> The problem: Will you extract the entries word for word? Images should not appear in the copy.

> The records:
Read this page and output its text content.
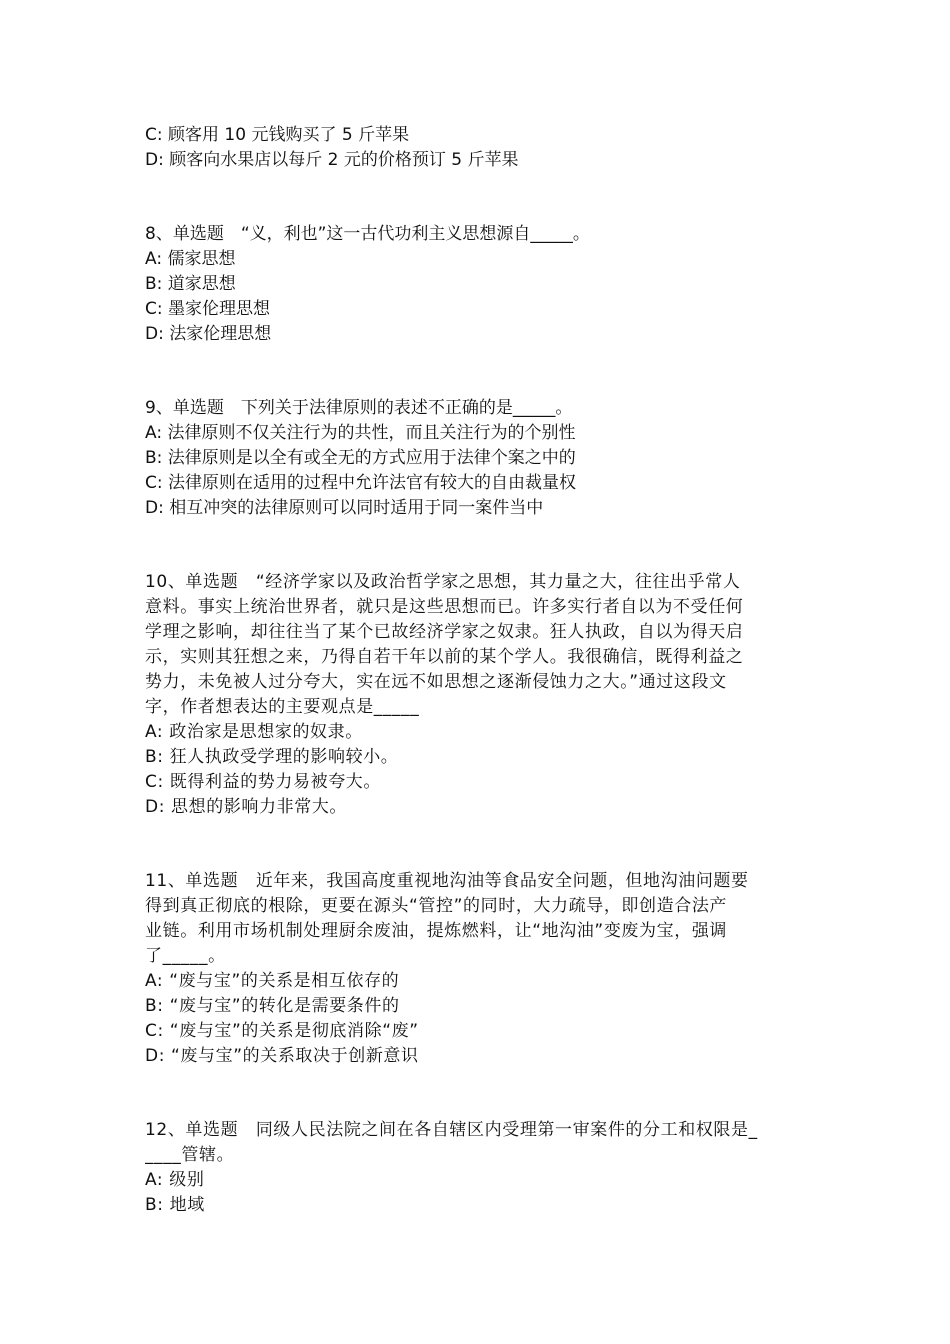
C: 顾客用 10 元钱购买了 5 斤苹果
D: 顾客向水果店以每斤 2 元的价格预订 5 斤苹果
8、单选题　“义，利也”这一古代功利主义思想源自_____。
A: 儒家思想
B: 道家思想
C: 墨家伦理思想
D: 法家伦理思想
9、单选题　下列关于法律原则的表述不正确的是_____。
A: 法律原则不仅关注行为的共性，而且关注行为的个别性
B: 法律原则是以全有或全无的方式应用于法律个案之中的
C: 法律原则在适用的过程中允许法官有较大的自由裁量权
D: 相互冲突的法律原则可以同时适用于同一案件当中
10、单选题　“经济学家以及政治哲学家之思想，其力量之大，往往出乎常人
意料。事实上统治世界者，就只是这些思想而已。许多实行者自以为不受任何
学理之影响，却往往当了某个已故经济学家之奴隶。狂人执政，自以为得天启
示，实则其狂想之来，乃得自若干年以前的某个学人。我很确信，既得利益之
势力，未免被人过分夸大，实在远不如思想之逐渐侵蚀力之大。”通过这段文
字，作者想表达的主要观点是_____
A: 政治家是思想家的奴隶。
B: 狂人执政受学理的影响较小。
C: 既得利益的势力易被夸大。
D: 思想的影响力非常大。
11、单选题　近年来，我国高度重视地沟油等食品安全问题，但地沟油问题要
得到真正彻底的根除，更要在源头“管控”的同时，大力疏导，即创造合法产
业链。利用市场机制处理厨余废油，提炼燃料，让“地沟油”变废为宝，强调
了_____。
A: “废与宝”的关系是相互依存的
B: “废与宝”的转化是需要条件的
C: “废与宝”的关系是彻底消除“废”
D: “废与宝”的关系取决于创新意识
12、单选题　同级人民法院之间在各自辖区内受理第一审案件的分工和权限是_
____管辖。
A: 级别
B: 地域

> Task solution:
Read this page and output its text content.
C: 顾客用 10 元钱购买了 5 斤苹果
D: 顾客向水果店以每斤 2 元的价格预订 5 斤苹果
8、单选题　“义，利也”这一古代功利主义思想源自_____。
A: 儒家思想
B: 道家思想
C: 墨家伦理思想
D: 法家伦理思想
9、单选题　下列关于法律原则的表述不正确的是_____。
A: 法律原则不仅关注行为的共性，而且关注行为的个别性
B: 法律原则是以全有或全无的方式应用于法律个案之中的
C: 法律原则在适用的过程中允许法官有较大的自由裁量权
D: 相互冲突的法律原则可以同时适用于同一案件当中
10、单选题　“经济学家以及政治哲学家之思想，其力量之大，往往出乎常人
意料。事实上统治世界者，就只是这些思想而已。许多实行者自以为不受任何
学理之影响，却往往当了某个已故经济学家之奴隶。狂人执政，自以为得天启
示，实则其狂想之来，乃得自若干年以前的某个学人。我很确信，既得利益之
势力，未免被人过分夸大，实在远不如思想之逐渐侵蚀力之大。”通过这段文
字，作者想表达的主要观点是_____
A: 政治家是思想家的奴隶。
B: 狂人执政受学理的影响较小。
C: 既得利益的势力易被夸大。
D: 思想的影响力非常大。
11、单选题　近年来，我国高度重视地沟油等食品安全问题，但地沟油问题要
得到真正彻底的根除，更要在源头“管控”的同时，大力疏导，即创造合法产
业链。利用市场机制处理厨余废油，提炼燃料，让“地沟油”变废为宝，强调
了_____。
A: “废与宝”的关系是相互依存的
B: “废与宝”的转化是需要条件的
C: “废与宝”的关系是彻底消除“废”
D: “废与宝”的关系取决于创新意识
12、单选题　同级人民法院之间在各自辖区内受理第一审案件的分工和权限是_
____管辖。
A: 级别
B: 地域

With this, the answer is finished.